TASK REQUIREMENTS :: Look through the records below, and copy out every line that holds the string "this".

ITEMS ::
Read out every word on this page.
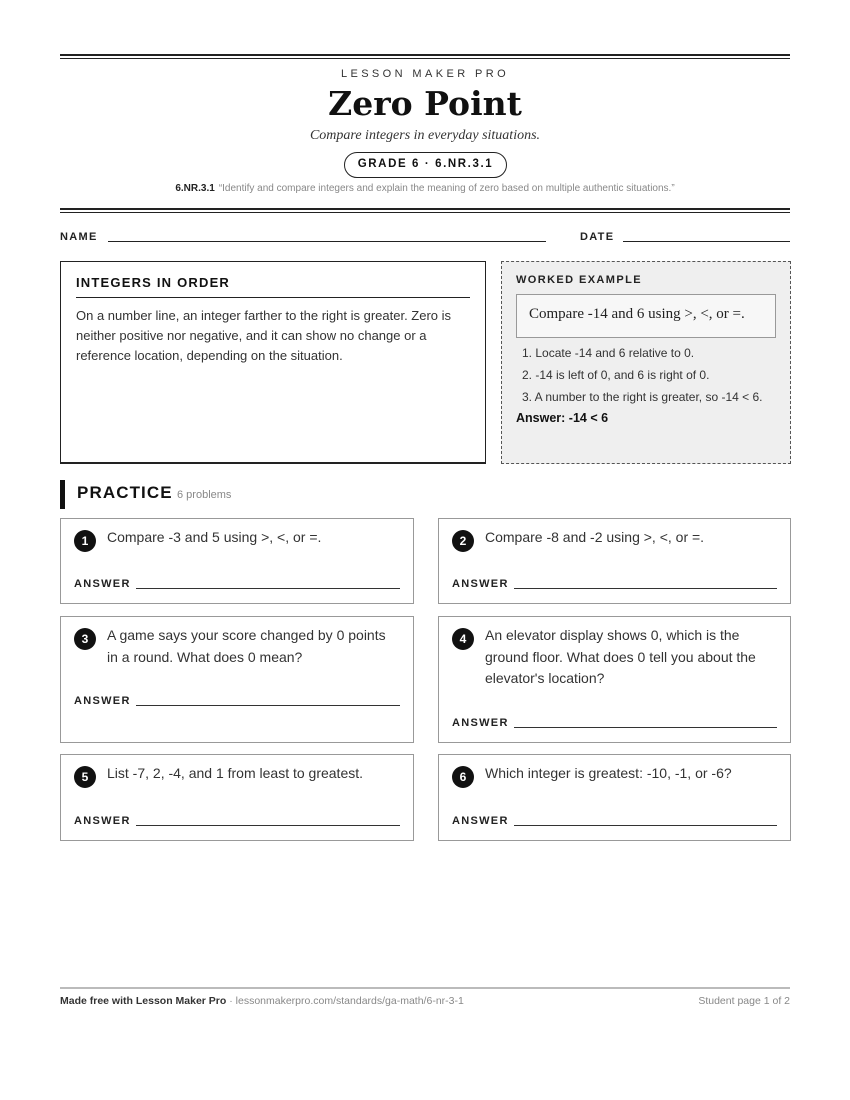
LESSON MAKER PRO
Zero Point
Compare integers in everyday situations.
GRADE 6 · 6.NR.3.1
6.NR.3.1 “Identify and compare integers and explain the meaning of zero based on multiple authentic situations.”
NAME	DATE
INTEGERS IN ORDER
On a number line, an integer farther to the right is greater. Zero is neither positive nor negative, and it can show no change or a reference location, depending on the situation.
WORKED EXAMPLE
Compare -14 and 6 using >, <, or =.
1. Locate -14 and 6 relative to 0.
2. -14 is left of 0, and 6 is right of 0.
3. A number to the right is greater, so -14 < 6.
Answer: -14 < 6
PRACTICE 6 problems
1	Compare -3 and 5 using >, <, or =.
ANSWER
2	Compare -8 and -2 using >, <, or =.
ANSWER
3	A game says your score changed by 0 points in a round. What does 0 mean?
ANSWER
4	An elevator display shows 0, which is the ground floor. What does 0 tell you about the elevator's location?
ANSWER
5	List -7, 2, -4, and 1 from least to greatest.
ANSWER
6	Which integer is greatest: -10, -1, or -6?
ANSWER
Made free with Lesson Maker Pro · lessonmakerpro.com/standards/ga-math/6-nr-3-1	Student page 1 of 2
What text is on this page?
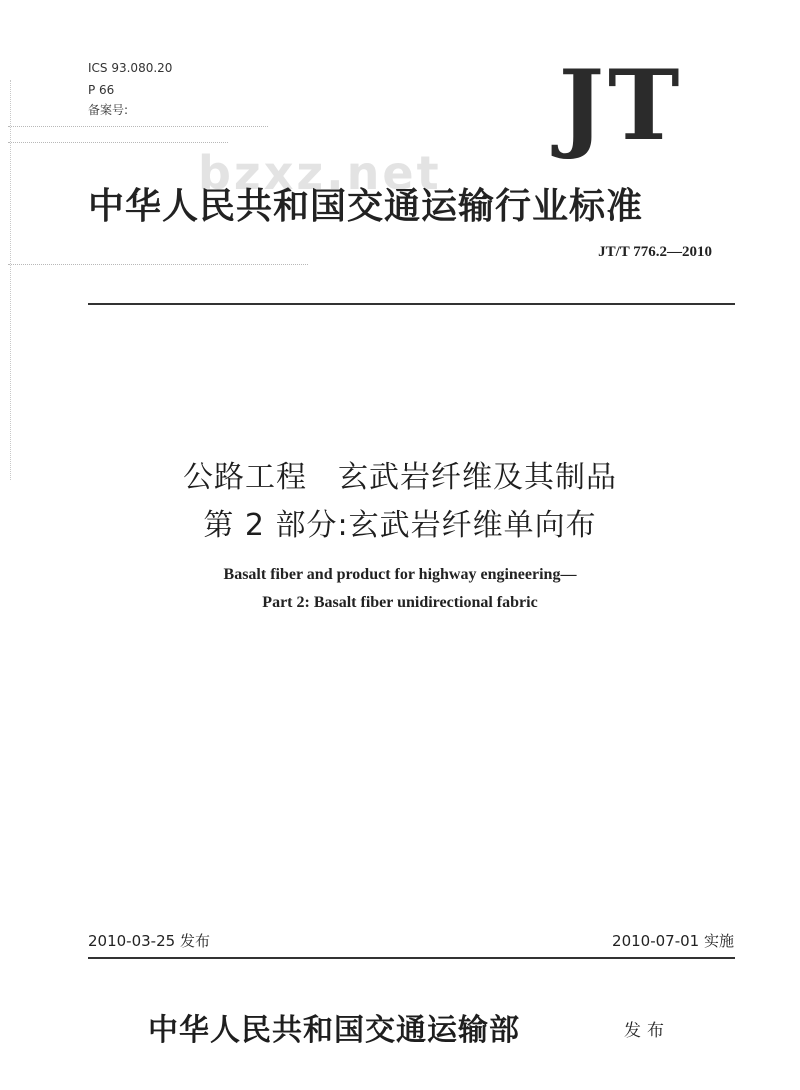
ICS 93.080.20
P 66
备案号:	JT
bzxz.net
中华人民共和国交通运输行业标准
JT/T 776.2—2010
公路工程　玄武岩纤维及其制品
第 2 部分:玄武岩纤维单向布
Basalt fiber and product for highway engineering—
Part 2: Basalt fiber unidirectional fabric
2010-03-25 发布	2010-07-01 实施
中华人民共和国交通运输部	发布
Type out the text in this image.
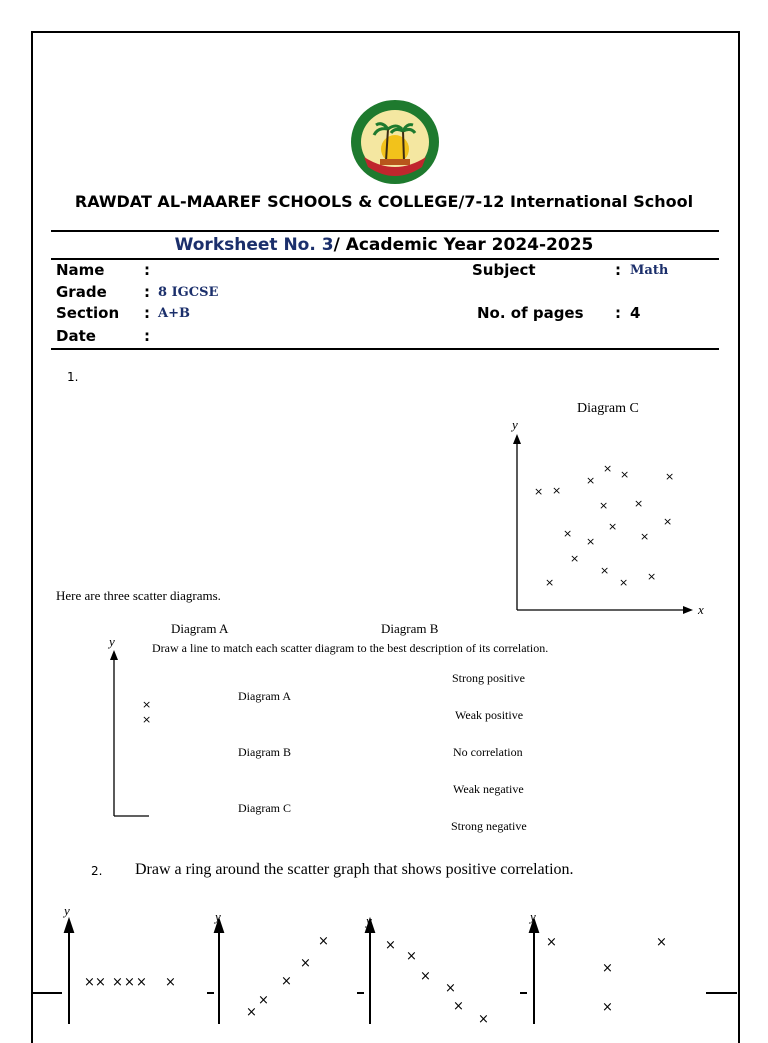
RAWDAT AL-MAAREF SCHOOLS & COLLEGE/7-12 International School
Worksheet No. 3/ Academic Year 2024-2025
Name	:
Grade : 8 IGCSE
Section : A+B
Date	:
Subject	: Math
No. of pages : 4
1.
Diagram C
y
x
× ×
×
× ×	×
× ×
×
×
×	×
×
×
×
×	× ×
Here are three scatter diagrams.
Diagram A	Diagram B
Draw a line to match each scatter diagram to the best description of its correlation.
y
×
×
Diagram A
Diagram B
Diagram C
Strong positive
Weak positive
No correlation
Weak negative
Strong negative
2. Draw a ring around the scatter graph that shows positive correlation.
y	y	y	y
× × × × × ×
×
×
×
×
×
×
×
×
×
×
×
×	×
×
×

REPLY ::
Read out every word on this page.
What text is on this page?
Type out the text in this image.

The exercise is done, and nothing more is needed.